§ **EXERCISE GOAL**
The records below are to be copied word for word, with every picture left out.

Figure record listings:

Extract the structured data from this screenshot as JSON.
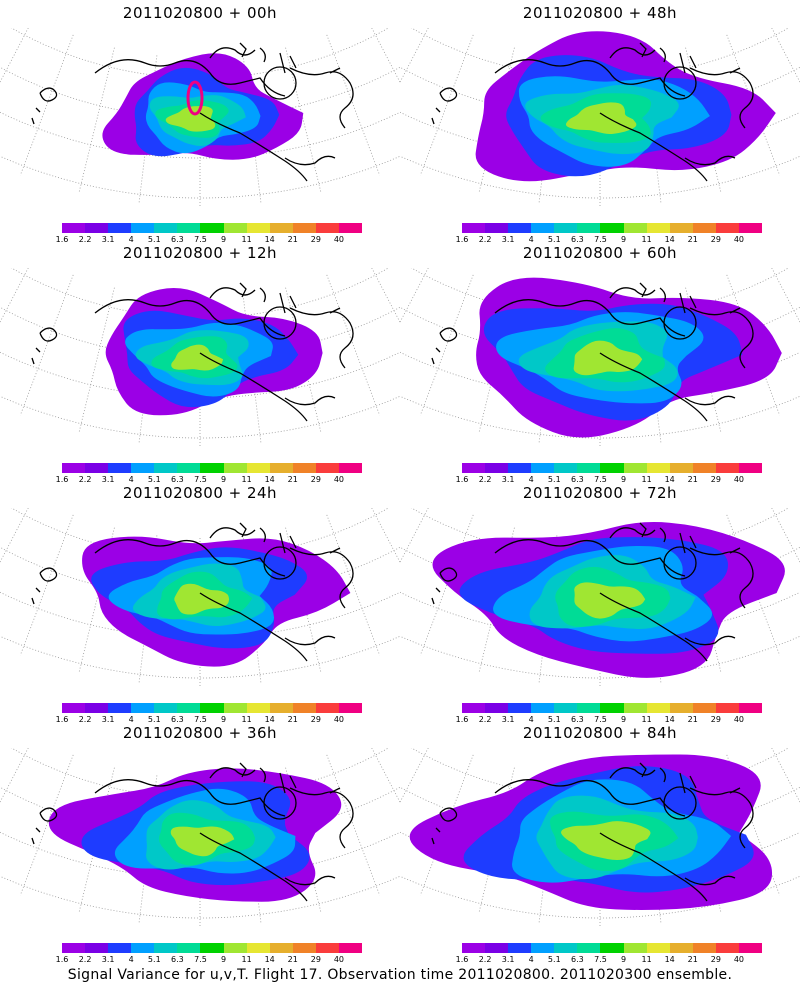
{
  "panels": [
    {
      "title": "2011020800  + 00h",
      "spread": 0.3,
      "peak": 0.62,
      "marker": true
    },
    {
      "title": "2011020800  + 48h",
      "spread": 0.78,
      "peak": 0.55,
      "marker": false
    },
    {
      "title": "2011020800  + 12h",
      "spread": 0.45,
      "peak": 0.55,
      "marker": false
    },
    {
      "title": "2011020800  + 60h",
      "spread": 0.85,
      "peak": 0.55,
      "marker": false
    },
    {
      "title": "2011020800  + 24h",
      "spread": 0.6,
      "peak": 0.55,
      "marker": false
    },
    {
      "title": "2011020800  + 72h",
      "spread": 0.92,
      "peak": 0.55,
      "marker": false
    },
    {
      "title": "2011020800  + 36h",
      "spread": 0.68,
      "peak": 0.55,
      "marker": false
    },
    {
      "title": "2011020800  + 84h",
      "spread": 1.0,
      "peak": 0.6,
      "marker": false
    }
  ],
  "legend": {
    "labels": [
      "1.6",
      "2.2",
      "3.1",
      "4",
      "5.1",
      "6.3",
      "7.5",
      "9",
      "11",
      "14",
      "21",
      "29",
      "40"
    ],
    "colors": [
      "#9b00e6",
      "#7a00e6",
      "#1e3cff",
      "#00a0ff",
      "#00c8c8",
      "#00dc96",
      "#00d200",
      "#a0e632",
      "#e6e632",
      "#e6af2d",
      "#f08228",
      "#fa3c3c",
      "#f00082"
    ]
  },
  "caption": "Signal Variance for u,v,T. Flight 17. Observation time 2011020800. 2011020300 ensemble."
}
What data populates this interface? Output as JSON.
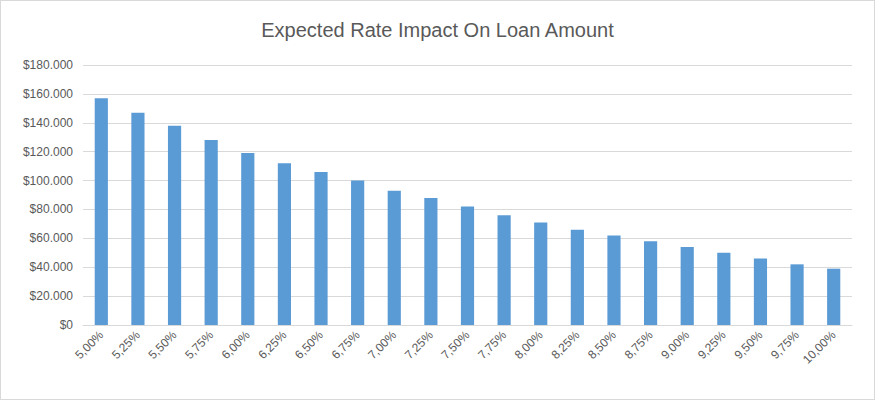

§ **FINISHED TASK**
Extract the structured data from this screenshot as JSON.
{
  "panels": [
    {
      "title": "2011020800  + 00h",
      "spread": 0.3,
      "peak": 0.62,
      "marker": true
    },
    {
      "title": "2011020800  + 48h",
      "spread": 0.78,
      "peak": 0.55,
      "marker": false
    },
    {
      "title": "2011020800  + 12h",
      "spread": 0.45,
      "peak": 0.55,
      "marker": false
    },
    {
      "title": "2011020800  + 60h",
      "spread": 0.85,
      "peak": 0.55,
      "marker": false
    },
    {
      "title": "2011020800  + 24h",
      "spread": 0.6,
      "peak": 0.55,
      "marker": false
    },
    {
      "title": "2011020800  + 72h",
      "spread": 0.92,
      "peak": 0.55,
      "marker": false
    },
    {
      "title": "2011020800  + 36h",
      "spread": 0.68,
      "peak": 0.55,
      "marker": false
    },
    {
      "title": "2011020800  + 84h",
      "spread": 1.0,
      "peak": 0.6,
      "marker": false
    }
  ],
  "legend": {
    "labels": [
      "1.6",
      "2.2",
      "3.1",
      "4",
      "5.1",
      "6.3",
      "7.5",
      "9",
      "11",
      "14",
      "21",
      "29",
      "40"
    ],
    "colors": [
      "#9b00e6",
      "#7a00e6",
      "#1e3cff",
      "#00a0ff",
      "#00c8c8",
      "#00dc96",
      "#00d200",
      "#a0e632",
      "#e6e632",
      "#e6af2d",
      "#f08228",
      "#fa3c3c",
      "#f00082"
    ]
  },
  "caption": "Signal Variance for u,v,T. Flight 17. Observation time 2011020800. 2011020300 ensemble."
}
What data populates this interface? Output as JSON.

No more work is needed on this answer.